= Exercise directions =
Gather every line from the entries below that includes "conventional".

[Chart and figure data]
□ □ □
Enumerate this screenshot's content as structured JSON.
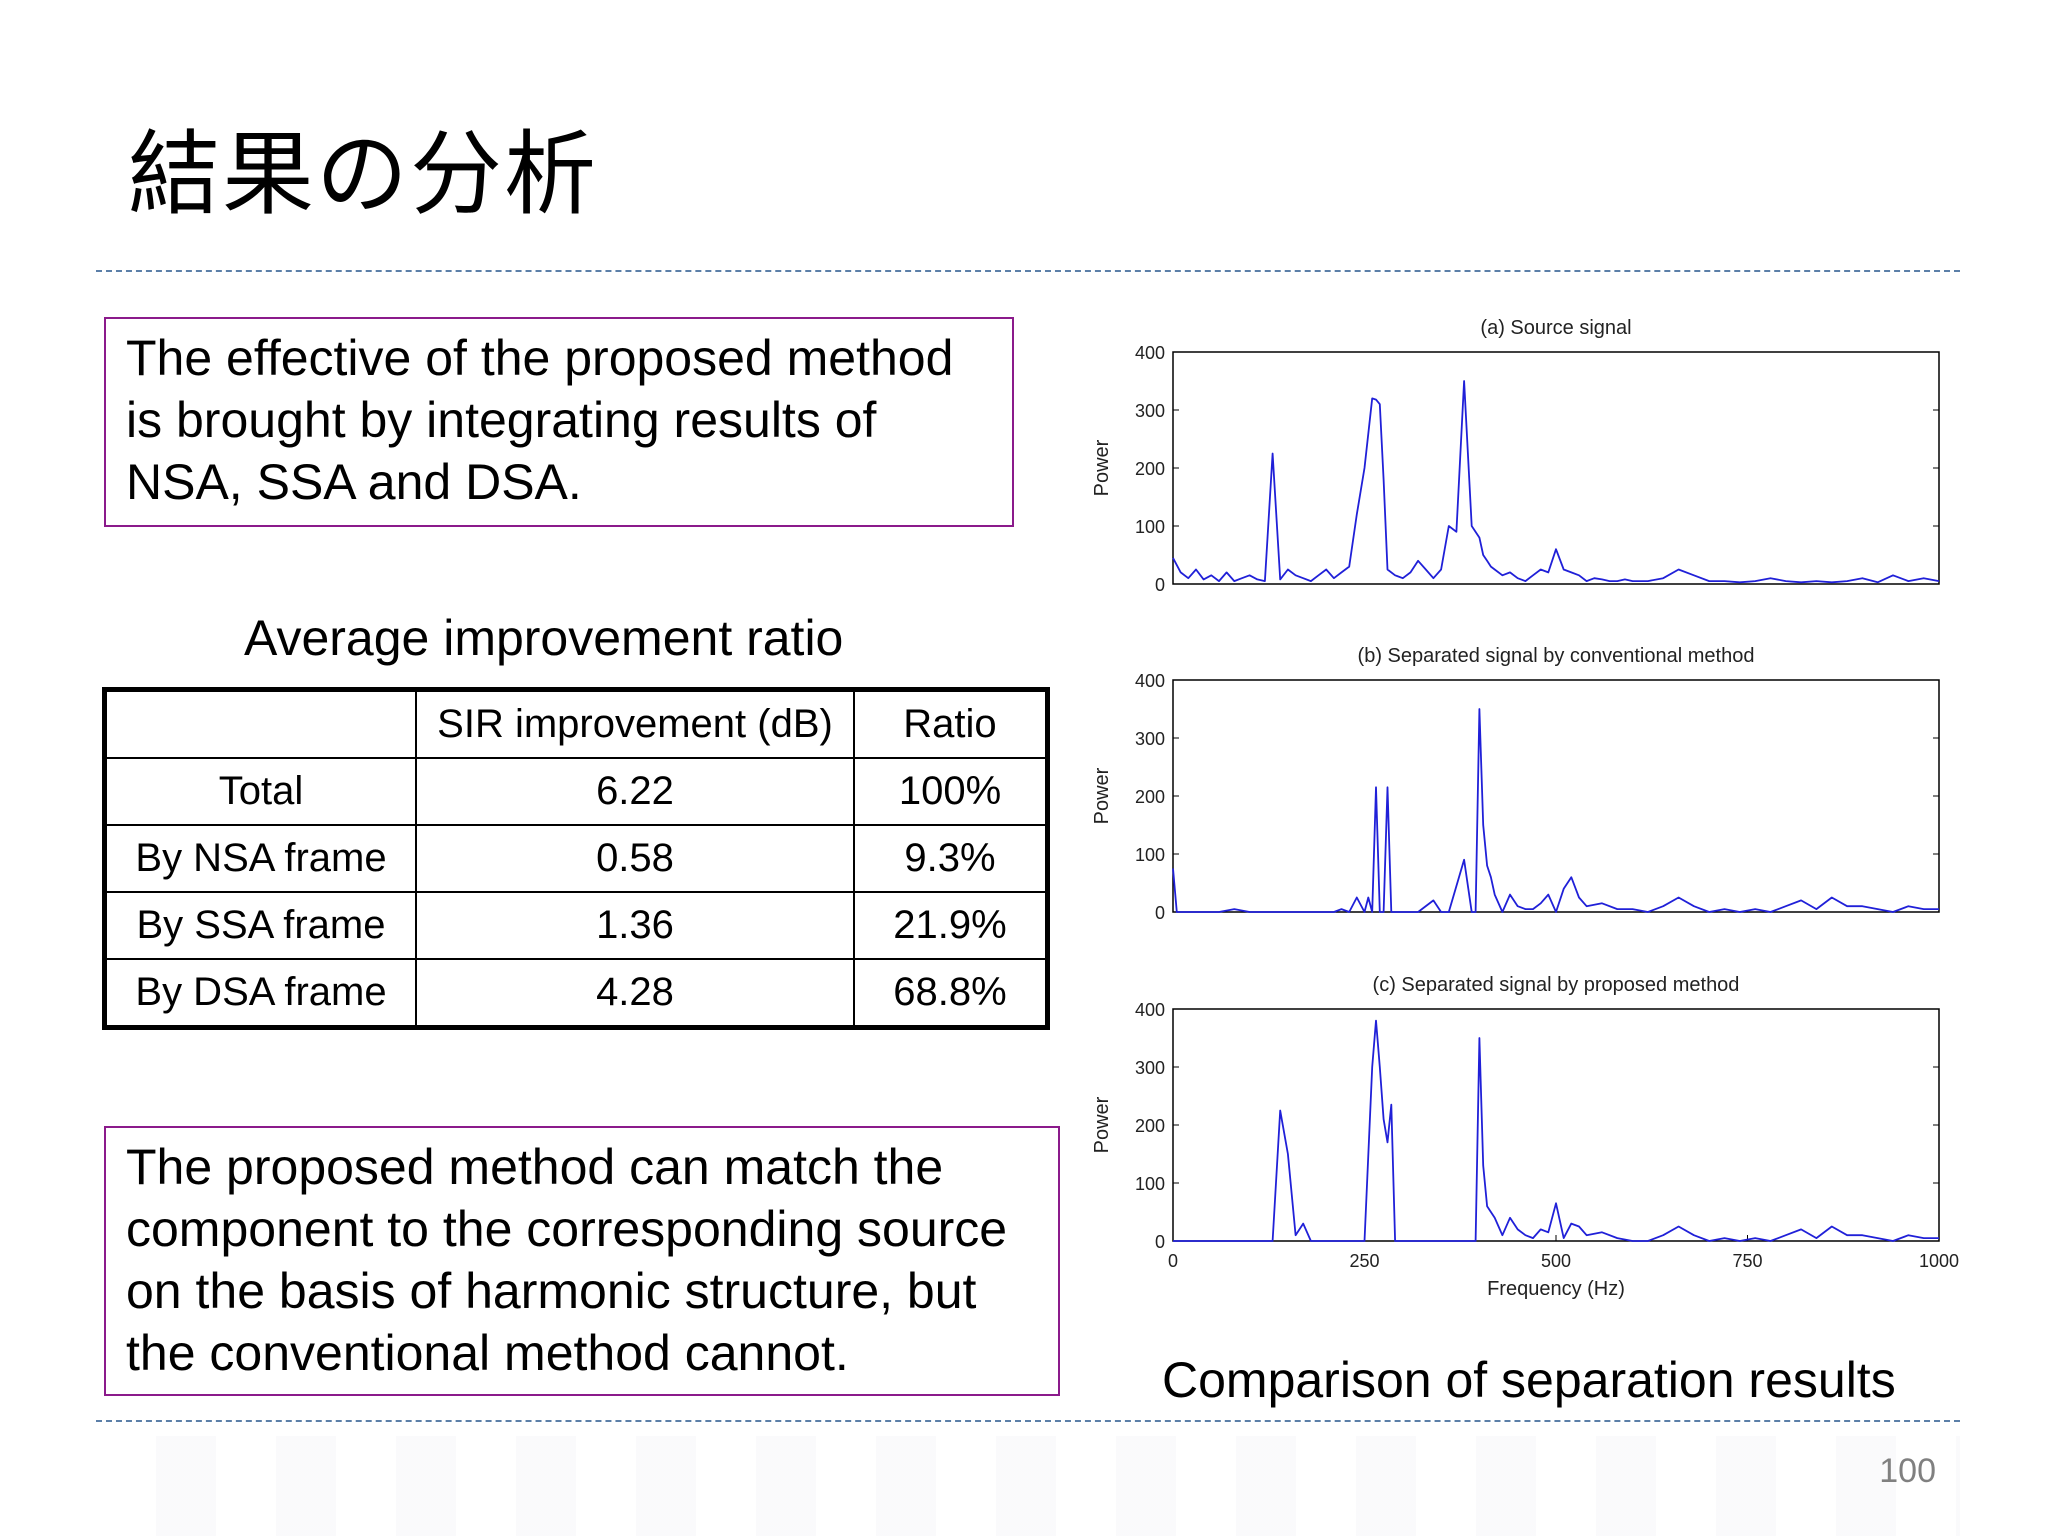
{
  "slide": {
    "title": "結果の分析",
    "page_number": "100"
  },
  "box_top": {
    "lines": [
      "The effective of the proposed method",
      "is brought by integrating results of",
      "NSA, SSA and DSA."
    ]
  },
  "table_title": "Average improvement ratio",
  "table": {
    "headers": [
      "",
      "SIR improvement (dB)",
      "Ratio"
    ],
    "rows": [
      [
        "Total",
        "6.22",
        "100%"
      ],
      [
        "By NSA frame",
        "0.58",
        "9.3%"
      ],
      [
        "By SSA frame",
        "1.36",
        "21.9%"
      ],
      [
        "By DSA frame",
        "4.28",
        "68.8%"
      ]
    ]
  },
  "box_bottom": {
    "lines": [
      "The proposed method can match the",
      "component to the corresponding source",
      "on the basis of harmonic structure, but",
      "the conventional method cannot."
    ]
  },
  "figure_caption": "Comparison of separation results",
  "colors": {
    "box_border": "#8b1a8b",
    "dash_line": "#5b7fa8",
    "series": "#2020d8"
  },
  "chart_data": [
    {
      "type": "line",
      "title": "(a) Source signal",
      "xlabel": "",
      "ylabel": "Power",
      "xlim": [
        0,
        1000
      ],
      "ylim": [
        0,
        400
      ],
      "yticks": [
        0,
        100,
        200,
        300,
        400
      ],
      "xticks": [],
      "series": [
        {
          "x": [
            0,
            10,
            20,
            30,
            40,
            50,
            60,
            70,
            80,
            90,
            100,
            110,
            120,
            130,
            140,
            150,
            160,
            170,
            180,
            190,
            200,
            210,
            220,
            230,
            240,
            250,
            260,
            265,
            270,
            275,
            280,
            290,
            300,
            310,
            320,
            330,
            340,
            350,
            360,
            370,
            380,
            390,
            400,
            405,
            410,
            415,
            420,
            430,
            440,
            450,
            460,
            470,
            480,
            490,
            500,
            510,
            520,
            530,
            540,
            550,
            560,
            570,
            580,
            590,
            600,
            620,
            640,
            660,
            680,
            700,
            720,
            740,
            760,
            780,
            800,
            820,
            840,
            860,
            880,
            900,
            920,
            940,
            960,
            980,
            1000
          ],
          "y": [
            45,
            20,
            10,
            25,
            8,
            15,
            5,
            20,
            5,
            10,
            15,
            8,
            5,
            225,
            8,
            25,
            15,
            10,
            5,
            15,
            25,
            10,
            20,
            30,
            120,
            200,
            320,
            318,
            310,
            180,
            25,
            15,
            10,
            20,
            40,
            25,
            10,
            25,
            100,
            90,
            350,
            100,
            80,
            50,
            40,
            30,
            25,
            15,
            20,
            10,
            5,
            15,
            25,
            20,
            60,
            25,
            20,
            15,
            5,
            10,
            8,
            5,
            5,
            8,
            5,
            5,
            10,
            25,
            15,
            5,
            5,
            3,
            5,
            10,
            5,
            3,
            5,
            3,
            5,
            10,
            3,
            15,
            5,
            10,
            5
          ]
        }
      ]
    },
    {
      "type": "line",
      "title": "(b) Separated signal by conventional method",
      "xlabel": "",
      "ylabel": "Power",
      "xlim": [
        0,
        1000
      ],
      "ylim": [
        0,
        400
      ],
      "yticks": [
        0,
        100,
        200,
        300,
        400
      ],
      "xticks": [],
      "series": [
        {
          "x": [
            0,
            5,
            10,
            20,
            30,
            40,
            60,
            80,
            100,
            120,
            140,
            160,
            180,
            200,
            210,
            220,
            230,
            240,
            250,
            255,
            260,
            265,
            270,
            275,
            280,
            285,
            290,
            300,
            320,
            340,
            350,
            360,
            380,
            390,
            395,
            400,
            405,
            410,
            415,
            420,
            430,
            440,
            450,
            460,
            470,
            480,
            490,
            500,
            510,
            520,
            530,
            540,
            560,
            580,
            600,
            620,
            640,
            660,
            680,
            700,
            720,
            740,
            760,
            780,
            800,
            820,
            840,
            860,
            880,
            900,
            920,
            940,
            960,
            980,
            1000
          ],
          "y": [
            75,
            0,
            0,
            0,
            0,
            0,
            0,
            5,
            0,
            0,
            0,
            0,
            0,
            0,
            0,
            5,
            0,
            25,
            0,
            25,
            0,
            215,
            0,
            0,
            215,
            0,
            0,
            0,
            0,
            20,
            0,
            0,
            90,
            0,
            0,
            350,
            150,
            80,
            60,
            30,
            0,
            30,
            10,
            5,
            5,
            15,
            30,
            0,
            40,
            60,
            25,
            10,
            15,
            5,
            5,
            0,
            10,
            25,
            10,
            0,
            5,
            0,
            5,
            0,
            10,
            20,
            5,
            25,
            10,
            10,
            5,
            0,
            10,
            5,
            5
          ]
        }
      ]
    },
    {
      "type": "line",
      "title": "(c) Separated signal by proposed method",
      "xlabel": "Frequency (Hz)",
      "ylabel": "Power",
      "xlim": [
        0,
        1000
      ],
      "ylim": [
        0,
        400
      ],
      "yticks": [
        0,
        100,
        200,
        300,
        400
      ],
      "xticks": [
        0,
        250,
        500,
        750,
        1000
      ],
      "series": [
        {
          "x": [
            0,
            20,
            40,
            60,
            80,
            100,
            120,
            130,
            140,
            150,
            160,
            170,
            180,
            200,
            220,
            240,
            250,
            260,
            265,
            270,
            275,
            280,
            285,
            290,
            300,
            320,
            340,
            360,
            380,
            390,
            395,
            400,
            405,
            410,
            420,
            430,
            440,
            450,
            460,
            470,
            480,
            490,
            500,
            510,
            520,
            530,
            540,
            560,
            580,
            600,
            620,
            640,
            660,
            680,
            700,
            720,
            740,
            760,
            780,
            800,
            820,
            840,
            860,
            880,
            900,
            920,
            940,
            960,
            980,
            1000
          ],
          "y": [
            0,
            0,
            0,
            0,
            0,
            0,
            0,
            0,
            225,
            150,
            10,
            30,
            0,
            0,
            0,
            0,
            0,
            300,
            380,
            300,
            210,
            170,
            235,
            0,
            0,
            0,
            0,
            0,
            0,
            0,
            0,
            350,
            130,
            60,
            40,
            10,
            40,
            20,
            10,
            5,
            20,
            15,
            65,
            5,
            30,
            25,
            10,
            15,
            5,
            0,
            0,
            10,
            25,
            10,
            0,
            5,
            0,
            5,
            0,
            10,
            20,
            5,
            25,
            10,
            10,
            5,
            0,
            10,
            5,
            5
          ]
        }
      ]
    }
  ]
}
□ □ □
= Completed task =
      "the conventional method cannot."
      "title": "(b) Separated signal by conventional method",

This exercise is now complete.